Data excerpts
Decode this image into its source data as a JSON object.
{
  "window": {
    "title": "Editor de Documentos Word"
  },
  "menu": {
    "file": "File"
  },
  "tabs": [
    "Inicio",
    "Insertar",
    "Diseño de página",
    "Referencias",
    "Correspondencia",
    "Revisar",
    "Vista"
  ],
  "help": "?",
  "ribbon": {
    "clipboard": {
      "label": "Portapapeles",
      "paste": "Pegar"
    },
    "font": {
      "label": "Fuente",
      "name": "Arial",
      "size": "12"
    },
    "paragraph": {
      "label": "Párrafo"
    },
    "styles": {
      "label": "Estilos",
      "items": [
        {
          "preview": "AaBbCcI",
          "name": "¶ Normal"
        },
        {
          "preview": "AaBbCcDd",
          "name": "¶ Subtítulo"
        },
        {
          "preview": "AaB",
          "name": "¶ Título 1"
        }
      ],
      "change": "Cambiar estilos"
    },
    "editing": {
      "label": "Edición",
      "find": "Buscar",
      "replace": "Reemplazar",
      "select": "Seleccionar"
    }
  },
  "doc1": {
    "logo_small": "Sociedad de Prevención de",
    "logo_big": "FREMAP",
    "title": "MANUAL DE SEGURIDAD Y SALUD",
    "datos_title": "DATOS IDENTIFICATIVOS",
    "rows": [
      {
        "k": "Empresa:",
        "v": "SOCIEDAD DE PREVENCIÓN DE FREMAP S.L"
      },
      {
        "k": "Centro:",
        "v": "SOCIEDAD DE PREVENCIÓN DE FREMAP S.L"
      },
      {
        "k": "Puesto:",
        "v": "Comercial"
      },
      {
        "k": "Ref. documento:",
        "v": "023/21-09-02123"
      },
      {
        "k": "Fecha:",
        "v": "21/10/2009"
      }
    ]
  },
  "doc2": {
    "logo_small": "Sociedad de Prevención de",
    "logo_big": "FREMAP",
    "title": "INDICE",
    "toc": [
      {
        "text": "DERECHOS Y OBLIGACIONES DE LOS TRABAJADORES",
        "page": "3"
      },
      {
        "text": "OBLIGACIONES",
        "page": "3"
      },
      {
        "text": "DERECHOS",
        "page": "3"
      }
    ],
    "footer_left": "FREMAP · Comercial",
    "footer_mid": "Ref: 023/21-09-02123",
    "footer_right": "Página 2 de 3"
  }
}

EXERCISE DETAILS: Restate the records, all of them, precisely as written.

RESPONSE TO THE TASK:
Decode this image into its source data as a JSON object.
{
  "window": {
    "title": "Editor de Documentos Word"
  },
  "menu": {
    "file": "File"
  },
  "tabs": [
    "Inicio",
    "Insertar",
    "Diseño de página",
    "Referencias",
    "Correspondencia",
    "Revisar",
    "Vista"
  ],
  "help": "?",
  "ribbon": {
    "clipboard": {
      "label": "Portapapeles",
      "paste": "Pegar"
    },
    "font": {
      "label": "Fuente",
      "name": "Arial",
      "size": "12"
    },
    "paragraph": {
      "label": "Párrafo"
    },
    "styles": {
      "label": "Estilos",
      "items": [
        {
          "preview": "AaBbCcI",
          "name": "¶ Normal"
        },
        {
          "preview": "AaBbCcDd",
          "name": "¶ Subtítulo"
        },
        {
          "preview": "AaB",
          "name": "¶ Título 1"
        }
      ],
      "change": "Cambiar estilos"
    },
    "editing": {
      "label": "Edición",
      "find": "Buscar",
      "replace": "Reemplazar",
      "select": "Seleccionar"
    }
  },
  "doc1": {
    "logo_small": "Sociedad de Prevención de",
    "logo_big": "FREMAP",
    "title": "MANUAL DE SEGURIDAD Y SALUD",
    "datos_title": "DATOS IDENTIFICATIVOS",
    "rows": [
      {
        "k": "Empresa:",
        "v": "SOCIEDAD DE PREVENCIÓN DE FREMAP S.L"
      },
      {
        "k": "Centro:",
        "v": "SOCIEDAD DE PREVENCIÓN DE FREMAP S.L"
      },
      {
        "k": "Puesto:",
        "v": "Comercial"
      },
      {
        "k": "Ref. documento:",
        "v": "023/21-09-02123"
      },
      {
        "k": "Fecha:",
        "v": "21/10/2009"
      }
    ]
  },
  "doc2": {
    "logo_small": "Sociedad de Prevención de",
    "logo_big": "FREMAP",
    "title": "INDICE",
    "toc": [
      {
        "text": "DERECHOS Y OBLIGACIONES DE LOS TRABAJADORES",
        "page": "3"
      },
      {
        "text": "OBLIGACIONES",
        "page": "3"
      },
      {
        "text": "DERECHOS",
        "page": "3"
      }
    ],
    "footer_left": "FREMAP · Comercial",
    "footer_mid": "Ref: 023/21-09-02123",
    "footer_right": "Página 2 de 3"
  }
}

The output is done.